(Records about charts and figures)

□ □ □ □

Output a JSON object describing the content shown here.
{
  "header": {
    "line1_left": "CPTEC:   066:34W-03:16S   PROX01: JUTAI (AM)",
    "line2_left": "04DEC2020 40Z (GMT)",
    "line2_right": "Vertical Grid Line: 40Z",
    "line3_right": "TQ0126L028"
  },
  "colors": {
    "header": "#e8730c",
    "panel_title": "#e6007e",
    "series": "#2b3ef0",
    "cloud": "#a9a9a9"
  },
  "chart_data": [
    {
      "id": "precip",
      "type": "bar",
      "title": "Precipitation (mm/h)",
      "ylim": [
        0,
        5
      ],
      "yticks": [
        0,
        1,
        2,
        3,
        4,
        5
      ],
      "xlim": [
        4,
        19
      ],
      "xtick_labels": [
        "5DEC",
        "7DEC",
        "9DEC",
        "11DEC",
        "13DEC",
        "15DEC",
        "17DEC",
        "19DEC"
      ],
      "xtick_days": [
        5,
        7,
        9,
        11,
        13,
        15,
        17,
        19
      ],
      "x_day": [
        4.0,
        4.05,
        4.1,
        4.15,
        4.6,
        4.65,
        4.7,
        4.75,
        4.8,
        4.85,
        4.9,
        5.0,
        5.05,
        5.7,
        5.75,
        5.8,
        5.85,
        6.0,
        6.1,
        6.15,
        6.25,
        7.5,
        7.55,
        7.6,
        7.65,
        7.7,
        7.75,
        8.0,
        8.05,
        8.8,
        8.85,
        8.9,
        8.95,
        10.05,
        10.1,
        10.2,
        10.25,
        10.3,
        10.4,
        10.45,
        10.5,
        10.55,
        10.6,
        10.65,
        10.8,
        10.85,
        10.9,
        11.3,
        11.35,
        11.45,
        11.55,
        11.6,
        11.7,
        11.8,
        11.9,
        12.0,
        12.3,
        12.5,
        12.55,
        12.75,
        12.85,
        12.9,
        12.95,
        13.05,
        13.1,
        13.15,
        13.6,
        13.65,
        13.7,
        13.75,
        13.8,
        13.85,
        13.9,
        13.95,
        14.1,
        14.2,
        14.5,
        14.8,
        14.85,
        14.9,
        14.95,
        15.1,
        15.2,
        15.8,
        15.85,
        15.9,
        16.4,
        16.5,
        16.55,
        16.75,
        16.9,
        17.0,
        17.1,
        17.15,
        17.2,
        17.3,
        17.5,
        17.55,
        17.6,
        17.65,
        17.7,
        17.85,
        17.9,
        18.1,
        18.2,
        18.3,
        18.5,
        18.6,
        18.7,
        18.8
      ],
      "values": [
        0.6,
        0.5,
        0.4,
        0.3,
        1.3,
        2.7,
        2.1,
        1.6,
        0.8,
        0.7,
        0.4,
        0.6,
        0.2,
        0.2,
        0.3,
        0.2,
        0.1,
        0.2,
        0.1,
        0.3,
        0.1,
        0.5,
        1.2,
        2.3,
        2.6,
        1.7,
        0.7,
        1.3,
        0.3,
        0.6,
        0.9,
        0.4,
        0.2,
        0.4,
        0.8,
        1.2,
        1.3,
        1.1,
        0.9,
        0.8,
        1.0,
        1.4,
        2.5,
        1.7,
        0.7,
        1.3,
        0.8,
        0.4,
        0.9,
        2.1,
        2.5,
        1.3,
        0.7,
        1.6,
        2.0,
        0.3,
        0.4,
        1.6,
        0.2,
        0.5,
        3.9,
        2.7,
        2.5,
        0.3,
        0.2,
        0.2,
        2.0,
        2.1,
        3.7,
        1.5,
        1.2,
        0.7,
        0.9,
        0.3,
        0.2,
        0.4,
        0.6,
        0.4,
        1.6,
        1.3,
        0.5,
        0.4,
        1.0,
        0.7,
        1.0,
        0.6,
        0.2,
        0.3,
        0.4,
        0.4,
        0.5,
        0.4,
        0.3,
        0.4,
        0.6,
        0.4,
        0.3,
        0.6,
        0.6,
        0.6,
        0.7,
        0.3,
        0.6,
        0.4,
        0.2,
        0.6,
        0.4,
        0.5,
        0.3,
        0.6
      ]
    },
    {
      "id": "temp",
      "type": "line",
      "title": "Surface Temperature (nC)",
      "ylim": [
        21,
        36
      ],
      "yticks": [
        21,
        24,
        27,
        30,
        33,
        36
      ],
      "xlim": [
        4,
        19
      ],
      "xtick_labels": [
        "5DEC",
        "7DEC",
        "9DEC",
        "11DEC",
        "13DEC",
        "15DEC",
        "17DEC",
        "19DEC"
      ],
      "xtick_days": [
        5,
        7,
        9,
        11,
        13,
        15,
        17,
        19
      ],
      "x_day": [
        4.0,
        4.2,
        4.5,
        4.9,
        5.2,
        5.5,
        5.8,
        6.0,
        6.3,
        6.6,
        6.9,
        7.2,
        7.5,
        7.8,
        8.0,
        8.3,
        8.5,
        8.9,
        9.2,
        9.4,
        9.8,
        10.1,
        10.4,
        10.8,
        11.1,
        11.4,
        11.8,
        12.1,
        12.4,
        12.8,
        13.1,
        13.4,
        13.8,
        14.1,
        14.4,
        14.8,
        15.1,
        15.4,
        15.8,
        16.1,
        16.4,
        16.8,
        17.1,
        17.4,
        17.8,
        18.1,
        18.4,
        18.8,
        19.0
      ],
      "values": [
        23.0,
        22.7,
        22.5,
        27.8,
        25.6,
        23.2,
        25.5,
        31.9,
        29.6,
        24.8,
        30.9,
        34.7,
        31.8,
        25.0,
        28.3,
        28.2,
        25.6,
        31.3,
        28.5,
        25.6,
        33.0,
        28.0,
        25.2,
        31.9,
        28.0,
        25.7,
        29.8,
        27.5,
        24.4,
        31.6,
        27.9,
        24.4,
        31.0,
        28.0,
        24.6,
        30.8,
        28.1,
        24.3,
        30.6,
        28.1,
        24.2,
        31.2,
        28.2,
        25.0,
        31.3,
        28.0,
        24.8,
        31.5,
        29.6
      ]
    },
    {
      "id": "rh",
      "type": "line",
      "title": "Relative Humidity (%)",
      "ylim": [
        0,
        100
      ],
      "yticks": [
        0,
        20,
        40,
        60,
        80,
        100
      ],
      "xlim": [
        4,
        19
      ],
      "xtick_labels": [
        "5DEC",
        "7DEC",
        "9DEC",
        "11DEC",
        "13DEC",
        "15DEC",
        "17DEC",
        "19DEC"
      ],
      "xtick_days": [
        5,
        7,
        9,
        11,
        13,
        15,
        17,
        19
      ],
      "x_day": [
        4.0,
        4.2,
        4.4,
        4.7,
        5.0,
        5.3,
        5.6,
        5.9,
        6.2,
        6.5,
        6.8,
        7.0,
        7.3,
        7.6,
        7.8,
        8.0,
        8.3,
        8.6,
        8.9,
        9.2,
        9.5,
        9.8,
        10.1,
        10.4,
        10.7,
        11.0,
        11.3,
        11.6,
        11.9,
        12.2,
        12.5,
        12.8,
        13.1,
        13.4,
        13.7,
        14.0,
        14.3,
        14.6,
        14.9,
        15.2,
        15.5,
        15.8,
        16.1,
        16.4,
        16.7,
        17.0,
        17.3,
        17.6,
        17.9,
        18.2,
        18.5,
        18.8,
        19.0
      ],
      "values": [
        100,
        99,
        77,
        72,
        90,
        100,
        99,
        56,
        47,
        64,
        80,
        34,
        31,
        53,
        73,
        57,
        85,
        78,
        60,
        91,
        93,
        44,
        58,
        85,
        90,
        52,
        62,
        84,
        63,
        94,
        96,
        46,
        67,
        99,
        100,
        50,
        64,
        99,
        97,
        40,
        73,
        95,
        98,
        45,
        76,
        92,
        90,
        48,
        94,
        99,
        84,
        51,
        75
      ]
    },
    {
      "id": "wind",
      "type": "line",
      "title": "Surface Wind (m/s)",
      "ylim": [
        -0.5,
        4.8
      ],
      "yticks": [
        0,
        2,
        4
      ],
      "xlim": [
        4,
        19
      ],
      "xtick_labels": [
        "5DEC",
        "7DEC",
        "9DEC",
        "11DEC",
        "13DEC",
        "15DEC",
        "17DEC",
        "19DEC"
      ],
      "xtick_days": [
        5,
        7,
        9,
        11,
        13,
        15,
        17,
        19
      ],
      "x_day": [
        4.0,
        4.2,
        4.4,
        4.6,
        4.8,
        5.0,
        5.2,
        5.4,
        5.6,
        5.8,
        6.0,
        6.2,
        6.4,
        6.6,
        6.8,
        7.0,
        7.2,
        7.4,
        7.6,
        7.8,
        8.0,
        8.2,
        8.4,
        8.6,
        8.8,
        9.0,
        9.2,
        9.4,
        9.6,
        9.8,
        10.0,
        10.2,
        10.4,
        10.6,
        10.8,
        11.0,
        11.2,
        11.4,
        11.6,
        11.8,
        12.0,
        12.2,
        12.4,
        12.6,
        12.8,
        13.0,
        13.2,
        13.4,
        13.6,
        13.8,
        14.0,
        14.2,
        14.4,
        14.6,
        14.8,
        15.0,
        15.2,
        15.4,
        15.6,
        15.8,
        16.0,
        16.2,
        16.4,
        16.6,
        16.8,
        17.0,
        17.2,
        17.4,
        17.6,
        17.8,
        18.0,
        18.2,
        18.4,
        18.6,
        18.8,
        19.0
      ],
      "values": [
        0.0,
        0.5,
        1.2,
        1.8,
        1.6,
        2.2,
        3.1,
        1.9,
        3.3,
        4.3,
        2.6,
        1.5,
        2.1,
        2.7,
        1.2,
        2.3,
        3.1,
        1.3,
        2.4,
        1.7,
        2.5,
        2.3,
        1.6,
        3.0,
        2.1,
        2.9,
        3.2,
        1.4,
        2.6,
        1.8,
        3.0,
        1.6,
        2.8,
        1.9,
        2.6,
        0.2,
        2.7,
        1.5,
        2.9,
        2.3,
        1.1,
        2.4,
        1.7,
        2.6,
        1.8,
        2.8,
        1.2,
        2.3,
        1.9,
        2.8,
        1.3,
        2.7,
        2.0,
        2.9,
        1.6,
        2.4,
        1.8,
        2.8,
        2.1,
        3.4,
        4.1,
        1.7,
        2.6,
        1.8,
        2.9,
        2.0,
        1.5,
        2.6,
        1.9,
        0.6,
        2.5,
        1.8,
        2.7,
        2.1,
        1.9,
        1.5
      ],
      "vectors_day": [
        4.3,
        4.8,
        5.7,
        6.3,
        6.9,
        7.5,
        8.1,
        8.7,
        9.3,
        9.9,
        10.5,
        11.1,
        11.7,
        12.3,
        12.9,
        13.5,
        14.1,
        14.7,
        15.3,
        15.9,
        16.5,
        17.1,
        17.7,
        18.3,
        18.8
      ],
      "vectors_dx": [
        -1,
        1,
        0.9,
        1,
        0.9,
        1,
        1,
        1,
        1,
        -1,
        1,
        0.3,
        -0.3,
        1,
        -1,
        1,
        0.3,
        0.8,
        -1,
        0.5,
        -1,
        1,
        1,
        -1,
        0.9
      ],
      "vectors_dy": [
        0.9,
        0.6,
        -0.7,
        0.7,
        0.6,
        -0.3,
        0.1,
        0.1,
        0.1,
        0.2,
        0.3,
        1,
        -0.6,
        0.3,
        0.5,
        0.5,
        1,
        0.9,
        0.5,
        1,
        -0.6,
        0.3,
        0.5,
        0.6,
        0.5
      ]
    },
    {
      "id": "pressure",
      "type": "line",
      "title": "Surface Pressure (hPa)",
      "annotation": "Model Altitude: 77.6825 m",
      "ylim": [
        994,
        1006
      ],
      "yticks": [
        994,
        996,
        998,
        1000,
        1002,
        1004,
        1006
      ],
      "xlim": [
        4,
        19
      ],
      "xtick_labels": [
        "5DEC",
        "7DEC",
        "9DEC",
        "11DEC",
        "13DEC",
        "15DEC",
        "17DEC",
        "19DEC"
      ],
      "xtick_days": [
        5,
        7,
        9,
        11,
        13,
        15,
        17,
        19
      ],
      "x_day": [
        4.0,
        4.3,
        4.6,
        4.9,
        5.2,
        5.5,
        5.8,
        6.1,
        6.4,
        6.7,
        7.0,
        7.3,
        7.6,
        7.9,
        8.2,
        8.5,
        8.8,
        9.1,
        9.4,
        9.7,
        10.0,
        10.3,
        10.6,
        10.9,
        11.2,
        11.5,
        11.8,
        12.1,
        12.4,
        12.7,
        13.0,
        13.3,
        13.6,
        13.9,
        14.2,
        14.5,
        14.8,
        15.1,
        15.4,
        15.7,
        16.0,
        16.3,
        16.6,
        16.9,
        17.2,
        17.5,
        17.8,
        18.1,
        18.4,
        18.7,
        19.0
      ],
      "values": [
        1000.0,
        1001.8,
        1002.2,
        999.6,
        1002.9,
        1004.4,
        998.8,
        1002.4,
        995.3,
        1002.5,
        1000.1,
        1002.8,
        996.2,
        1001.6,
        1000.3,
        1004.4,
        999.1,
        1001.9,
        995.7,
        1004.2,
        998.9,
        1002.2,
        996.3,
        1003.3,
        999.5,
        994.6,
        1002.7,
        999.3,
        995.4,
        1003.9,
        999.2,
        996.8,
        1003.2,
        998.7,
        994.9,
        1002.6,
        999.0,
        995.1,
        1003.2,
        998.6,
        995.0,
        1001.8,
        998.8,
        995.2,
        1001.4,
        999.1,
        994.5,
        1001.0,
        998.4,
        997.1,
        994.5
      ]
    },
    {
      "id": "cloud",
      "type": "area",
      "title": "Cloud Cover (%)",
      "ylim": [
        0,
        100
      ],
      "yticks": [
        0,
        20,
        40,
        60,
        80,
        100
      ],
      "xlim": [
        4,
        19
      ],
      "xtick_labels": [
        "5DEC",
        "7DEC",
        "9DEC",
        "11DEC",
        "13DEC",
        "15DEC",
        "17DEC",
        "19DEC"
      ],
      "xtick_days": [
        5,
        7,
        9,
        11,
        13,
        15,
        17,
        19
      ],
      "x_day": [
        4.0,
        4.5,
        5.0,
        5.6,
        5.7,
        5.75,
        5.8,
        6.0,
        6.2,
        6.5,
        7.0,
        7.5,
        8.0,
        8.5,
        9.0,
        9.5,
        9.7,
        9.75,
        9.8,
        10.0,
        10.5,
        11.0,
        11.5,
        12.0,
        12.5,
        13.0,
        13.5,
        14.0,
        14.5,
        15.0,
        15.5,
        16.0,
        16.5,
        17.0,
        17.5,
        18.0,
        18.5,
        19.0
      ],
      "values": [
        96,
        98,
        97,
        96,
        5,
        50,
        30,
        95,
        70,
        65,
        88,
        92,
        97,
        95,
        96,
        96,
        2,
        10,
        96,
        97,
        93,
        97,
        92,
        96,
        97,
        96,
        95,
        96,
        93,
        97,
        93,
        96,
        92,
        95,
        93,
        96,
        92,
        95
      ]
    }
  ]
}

□ □ □ □

From the data above, copy out every line with the string "Surface" in it.

      "title": "Surface Temperature (nC)",
      "title": "Surface Wind (m/s)",
      "title": "Surface Pressure (hPa)",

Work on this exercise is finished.